TEXTO DE LEITURA:

****************

A origem mais imediata da crise da dívida deve ser buscada no estouro da enorme bolha que, em 2007, pôs um fim abrupto a anos de desenfreada especulação financeira mundial. O estouro pôs o sistema financeiro global a um passo do abismo e a economia à beira de uma nova “Grande Depressão”. Os governos imperialistas lançaram, naquele momento, uma operação massiva, historicamente inédita, de salvamento dos banqueiros, comprometendo enormes somas de fundos públicos, que superaram 20 % do PIB mundial.
Com isto, conseguiram ganhar tempo, impedir que a situação afundasse e que o controle saísse de suas mãos. O que não conseguiram foi reverter a crise. Para consegui-lo, o capitalismo não inventou outra solução a não ser a destruição massiva de capitais, a paralisação e o desmantelamento do nível de vida e dos direitos dos trabalhadores. Só assim pode recuperar as taxas de lucro que permitiriam abrir um novo ciclo histórico de crescimento.
A intervenção dos Estados, no entanto, deu lugar a uma nova fase da crise: a da dívida pública, que afeta em particular os grandes países imperialistas, EUA (com um terço do total mundial), Europa e Japão. Concentra-se com muita violência na Europa, em especial em sua periferia.

****************

REGISTROS FORNECIDOS:
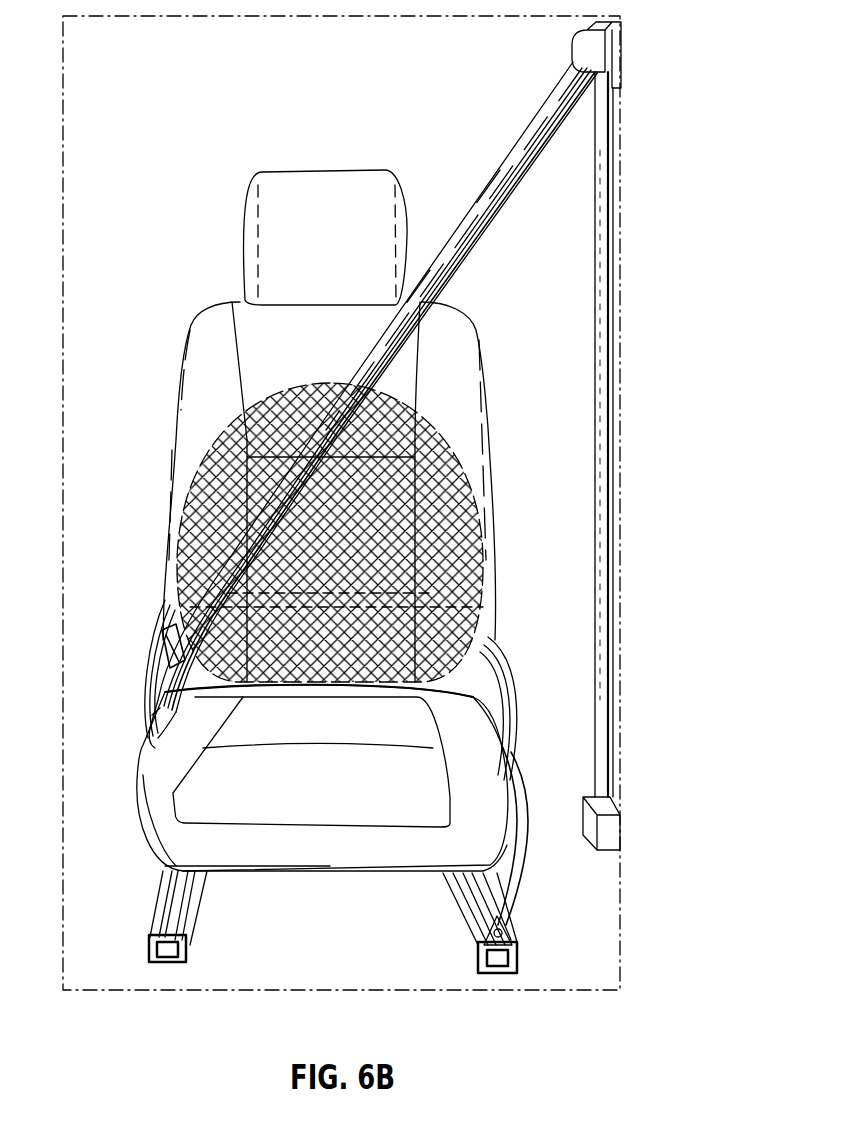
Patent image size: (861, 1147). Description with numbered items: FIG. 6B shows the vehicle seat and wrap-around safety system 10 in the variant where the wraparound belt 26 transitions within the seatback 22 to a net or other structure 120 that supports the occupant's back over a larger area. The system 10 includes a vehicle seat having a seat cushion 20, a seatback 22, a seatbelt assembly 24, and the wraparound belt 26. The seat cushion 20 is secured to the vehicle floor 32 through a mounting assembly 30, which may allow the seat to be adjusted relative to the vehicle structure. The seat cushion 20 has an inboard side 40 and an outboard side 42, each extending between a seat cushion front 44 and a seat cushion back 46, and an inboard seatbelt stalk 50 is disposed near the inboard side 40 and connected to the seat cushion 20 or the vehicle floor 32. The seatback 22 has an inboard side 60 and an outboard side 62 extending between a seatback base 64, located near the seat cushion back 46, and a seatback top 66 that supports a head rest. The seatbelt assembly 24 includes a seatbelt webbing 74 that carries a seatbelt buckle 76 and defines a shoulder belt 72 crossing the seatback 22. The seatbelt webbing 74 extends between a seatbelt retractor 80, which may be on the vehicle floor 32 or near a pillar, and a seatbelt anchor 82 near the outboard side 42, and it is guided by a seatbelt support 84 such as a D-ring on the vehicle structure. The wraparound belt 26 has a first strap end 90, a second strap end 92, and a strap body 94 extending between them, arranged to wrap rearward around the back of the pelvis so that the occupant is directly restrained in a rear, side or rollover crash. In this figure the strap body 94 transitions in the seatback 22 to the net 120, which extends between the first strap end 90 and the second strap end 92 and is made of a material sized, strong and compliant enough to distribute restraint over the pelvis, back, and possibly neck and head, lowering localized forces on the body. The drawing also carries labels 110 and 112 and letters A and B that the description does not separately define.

The vehicle seat and wrap-around safety system 10 is at (262, 130).
The seat cushion 20 is at (133, 829).
The seatback 22 is at (162, 367).
The seatbelt assembly 24 is at (530, 122).
The wraparound belt 26 is at (144, 651).
The mounting assembly 30 is at (148, 951).
The vehicle floor 32 is at (525, 970).
The inboard side 40 is at (142, 748).
The outboard side 42 is at (512, 772).
The seat cushion front 44 is at (297, 855).
The seat cushion back 46 is at (298, 697).
The inboard seatbelt stalk 50 is at (156, 632).
The inboard side 60 is at (166, 510).
The outboard side 62 is at (486, 378).
The seatback base 64 is at (320, 680).
The seatback top 66 is at (235, 305).
The shoulder belt 72 is at (489, 209).
The seatbelt webbing 74 is at (512, 175).
The seatbelt buckle 76 is at (222, 655).
The seatbelt retractor 80 is at (612, 828).
The seatbelt anchor 82 is at (478, 912).
The seatbelt support 84 is at (605, 58).
The first strap end 90 is at (148, 682).
The second strap end 92 is at (518, 675).
The strap body 94 is at (340, 560).
The rail bracket 110 is at (452, 873).
The rail foot 112 is at (483, 973).
The net or other structure 120 is at (470, 570).
The point A is at (148, 718).
The point B is at (500, 746).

****************

PROBLEMA PROPOSTO 1:
Segundo o texto sobre a crise da dívida, que proporção do PIB mundial foi superada pelos fundos públicos comprometidos no salvamento dos banqueiros?
PROBLEMA PROPOSTO 2:
Troque "banqueiros" por "bancos" no trecho do texto sobre a crise da dívida, começando em "A origem mais" e terminando em "do PIB mundial.", e escreva o trecho de novo.

RESPOSTA COMPLETA 1:
Mais de 20 % do PIB mundial.

RESPOSTA COMPLETA 2:
A origem mais imediata da crise da dívida deve ser buscada no estouro da enorme bolha que, em 2007, pôs um fim abrupto a anos de desenfreada especulação financeira mundial. O estouro pôs o sistema financeiro global a um passo do abismo e a economia à beira de uma nova “Grande Depressão”. Os governos imperialistas lançaram, naquele momento, uma operação massiva, historicamente inédita, de salvamento dos bancos, comprometendo enormes somas de fundos públicos, que superaram 20 % do PIB mundial.